## YOUR TASK
Copy the listing word for word, from its first line through the line containing "ridge-band bbox=[244, 149, 247, 156]".

-- start --

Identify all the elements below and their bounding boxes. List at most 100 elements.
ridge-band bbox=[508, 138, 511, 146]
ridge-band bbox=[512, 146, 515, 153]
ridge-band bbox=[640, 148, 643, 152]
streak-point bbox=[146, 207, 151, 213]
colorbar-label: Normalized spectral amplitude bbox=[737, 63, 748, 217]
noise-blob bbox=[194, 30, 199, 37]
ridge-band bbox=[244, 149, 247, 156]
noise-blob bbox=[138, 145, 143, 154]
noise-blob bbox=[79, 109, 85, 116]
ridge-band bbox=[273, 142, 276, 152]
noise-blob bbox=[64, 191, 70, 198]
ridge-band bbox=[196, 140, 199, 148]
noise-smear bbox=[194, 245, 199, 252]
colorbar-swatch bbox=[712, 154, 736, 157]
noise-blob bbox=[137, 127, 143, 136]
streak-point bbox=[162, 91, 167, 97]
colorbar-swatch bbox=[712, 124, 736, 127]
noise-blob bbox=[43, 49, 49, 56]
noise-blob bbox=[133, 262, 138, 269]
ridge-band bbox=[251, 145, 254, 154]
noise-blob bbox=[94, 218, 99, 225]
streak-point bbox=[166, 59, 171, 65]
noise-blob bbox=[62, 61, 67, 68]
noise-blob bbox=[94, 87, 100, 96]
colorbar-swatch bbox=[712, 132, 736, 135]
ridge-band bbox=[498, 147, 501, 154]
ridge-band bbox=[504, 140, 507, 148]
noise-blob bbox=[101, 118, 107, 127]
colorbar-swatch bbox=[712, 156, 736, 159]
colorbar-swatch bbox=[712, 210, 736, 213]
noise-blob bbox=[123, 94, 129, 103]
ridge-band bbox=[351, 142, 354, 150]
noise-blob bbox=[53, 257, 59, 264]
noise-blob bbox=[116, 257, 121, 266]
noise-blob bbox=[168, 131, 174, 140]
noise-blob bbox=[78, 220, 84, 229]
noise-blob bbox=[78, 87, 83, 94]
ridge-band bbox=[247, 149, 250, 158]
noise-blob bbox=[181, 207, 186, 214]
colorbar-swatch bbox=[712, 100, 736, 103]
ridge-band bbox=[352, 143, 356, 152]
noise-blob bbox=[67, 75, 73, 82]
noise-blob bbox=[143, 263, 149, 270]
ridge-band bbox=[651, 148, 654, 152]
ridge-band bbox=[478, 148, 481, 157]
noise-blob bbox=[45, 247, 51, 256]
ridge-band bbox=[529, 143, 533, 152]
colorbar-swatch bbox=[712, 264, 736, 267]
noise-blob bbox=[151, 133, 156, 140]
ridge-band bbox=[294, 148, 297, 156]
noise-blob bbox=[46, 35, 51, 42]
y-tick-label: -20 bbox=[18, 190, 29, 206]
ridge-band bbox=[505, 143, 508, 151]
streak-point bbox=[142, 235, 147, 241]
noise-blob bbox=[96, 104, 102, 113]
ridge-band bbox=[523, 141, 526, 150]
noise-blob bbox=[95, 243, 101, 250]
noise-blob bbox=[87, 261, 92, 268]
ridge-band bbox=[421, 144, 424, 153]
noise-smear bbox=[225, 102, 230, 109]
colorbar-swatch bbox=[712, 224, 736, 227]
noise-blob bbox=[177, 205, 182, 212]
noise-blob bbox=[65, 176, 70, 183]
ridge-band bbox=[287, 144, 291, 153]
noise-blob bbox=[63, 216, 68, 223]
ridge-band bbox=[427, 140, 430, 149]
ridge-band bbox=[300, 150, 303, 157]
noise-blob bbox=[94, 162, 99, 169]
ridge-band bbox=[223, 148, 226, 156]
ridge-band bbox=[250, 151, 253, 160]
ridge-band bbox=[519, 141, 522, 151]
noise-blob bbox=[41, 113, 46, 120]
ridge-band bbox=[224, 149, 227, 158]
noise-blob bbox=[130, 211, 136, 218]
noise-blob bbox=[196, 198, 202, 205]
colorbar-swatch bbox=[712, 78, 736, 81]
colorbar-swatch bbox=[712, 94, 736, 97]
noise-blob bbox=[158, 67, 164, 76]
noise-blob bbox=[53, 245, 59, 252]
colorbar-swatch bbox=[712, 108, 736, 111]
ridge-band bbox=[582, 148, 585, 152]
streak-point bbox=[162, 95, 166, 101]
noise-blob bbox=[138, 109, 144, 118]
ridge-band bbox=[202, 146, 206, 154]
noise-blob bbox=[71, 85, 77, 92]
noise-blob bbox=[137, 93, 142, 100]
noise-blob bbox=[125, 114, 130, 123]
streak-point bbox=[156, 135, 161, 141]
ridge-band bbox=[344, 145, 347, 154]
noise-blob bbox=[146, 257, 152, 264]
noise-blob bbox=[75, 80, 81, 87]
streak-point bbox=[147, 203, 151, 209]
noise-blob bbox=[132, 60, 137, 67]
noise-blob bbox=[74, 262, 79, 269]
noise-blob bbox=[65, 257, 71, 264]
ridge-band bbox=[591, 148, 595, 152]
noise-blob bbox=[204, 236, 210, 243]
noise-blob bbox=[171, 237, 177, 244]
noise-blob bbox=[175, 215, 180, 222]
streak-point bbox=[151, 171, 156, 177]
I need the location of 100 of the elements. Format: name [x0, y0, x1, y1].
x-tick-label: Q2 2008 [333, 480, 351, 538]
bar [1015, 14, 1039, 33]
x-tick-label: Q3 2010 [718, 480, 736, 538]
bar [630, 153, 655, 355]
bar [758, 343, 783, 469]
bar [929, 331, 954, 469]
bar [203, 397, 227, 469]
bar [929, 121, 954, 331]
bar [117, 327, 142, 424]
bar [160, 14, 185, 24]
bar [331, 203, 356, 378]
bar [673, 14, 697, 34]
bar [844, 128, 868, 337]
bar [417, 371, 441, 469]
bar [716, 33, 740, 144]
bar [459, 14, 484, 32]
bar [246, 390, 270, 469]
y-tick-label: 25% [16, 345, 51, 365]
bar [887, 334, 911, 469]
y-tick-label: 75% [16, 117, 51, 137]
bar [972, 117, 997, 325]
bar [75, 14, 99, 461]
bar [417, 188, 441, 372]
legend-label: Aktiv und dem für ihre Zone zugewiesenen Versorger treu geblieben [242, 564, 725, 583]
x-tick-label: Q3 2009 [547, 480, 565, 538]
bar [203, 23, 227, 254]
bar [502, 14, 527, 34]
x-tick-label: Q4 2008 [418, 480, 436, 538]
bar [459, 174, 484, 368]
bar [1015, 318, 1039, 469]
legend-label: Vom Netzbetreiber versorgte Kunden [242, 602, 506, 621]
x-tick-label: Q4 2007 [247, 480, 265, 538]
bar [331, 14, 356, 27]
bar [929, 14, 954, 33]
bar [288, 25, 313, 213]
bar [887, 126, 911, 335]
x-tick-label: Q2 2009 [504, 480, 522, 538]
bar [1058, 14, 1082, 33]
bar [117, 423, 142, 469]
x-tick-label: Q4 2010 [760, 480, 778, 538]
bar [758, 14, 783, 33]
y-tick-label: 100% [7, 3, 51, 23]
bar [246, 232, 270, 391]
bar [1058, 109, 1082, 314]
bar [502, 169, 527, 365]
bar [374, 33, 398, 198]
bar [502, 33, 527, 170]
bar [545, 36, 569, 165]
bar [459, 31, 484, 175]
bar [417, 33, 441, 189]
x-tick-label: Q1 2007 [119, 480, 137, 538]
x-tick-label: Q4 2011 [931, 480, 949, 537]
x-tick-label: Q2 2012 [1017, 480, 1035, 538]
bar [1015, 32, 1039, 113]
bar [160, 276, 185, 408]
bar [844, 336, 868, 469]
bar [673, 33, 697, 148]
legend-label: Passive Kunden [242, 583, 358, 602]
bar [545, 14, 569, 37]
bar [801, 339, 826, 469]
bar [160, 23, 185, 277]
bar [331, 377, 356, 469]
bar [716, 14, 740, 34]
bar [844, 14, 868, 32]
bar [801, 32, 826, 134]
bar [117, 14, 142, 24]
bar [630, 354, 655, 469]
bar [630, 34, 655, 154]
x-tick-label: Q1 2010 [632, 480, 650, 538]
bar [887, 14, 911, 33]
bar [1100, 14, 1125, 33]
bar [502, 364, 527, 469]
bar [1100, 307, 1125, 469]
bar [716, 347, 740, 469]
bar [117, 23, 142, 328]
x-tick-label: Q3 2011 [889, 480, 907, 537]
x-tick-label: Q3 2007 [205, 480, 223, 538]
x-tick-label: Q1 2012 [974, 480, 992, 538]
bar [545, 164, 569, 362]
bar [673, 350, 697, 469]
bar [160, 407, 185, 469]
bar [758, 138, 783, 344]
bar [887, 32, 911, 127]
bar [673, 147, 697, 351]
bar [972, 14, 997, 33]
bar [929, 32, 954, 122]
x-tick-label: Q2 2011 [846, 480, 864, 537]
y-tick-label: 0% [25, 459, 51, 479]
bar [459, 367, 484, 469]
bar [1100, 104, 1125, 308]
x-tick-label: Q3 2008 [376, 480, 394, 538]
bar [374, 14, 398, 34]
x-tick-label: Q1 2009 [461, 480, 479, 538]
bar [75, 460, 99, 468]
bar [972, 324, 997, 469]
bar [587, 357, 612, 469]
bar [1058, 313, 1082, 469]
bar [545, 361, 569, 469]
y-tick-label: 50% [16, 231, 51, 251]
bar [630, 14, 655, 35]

-- end --

## REPLY
Identify all the elements below and their bounding boxes. List at most 100 elements.
ridge-band bbox=[508, 138, 511, 146]
ridge-band bbox=[512, 146, 515, 153]
ridge-band bbox=[640, 148, 643, 152]
streak-point bbox=[146, 207, 151, 213]
colorbar-label: Normalized spectral amplitude bbox=[737, 63, 748, 217]
noise-blob bbox=[194, 30, 199, 37]
ridge-band bbox=[244, 149, 247, 156]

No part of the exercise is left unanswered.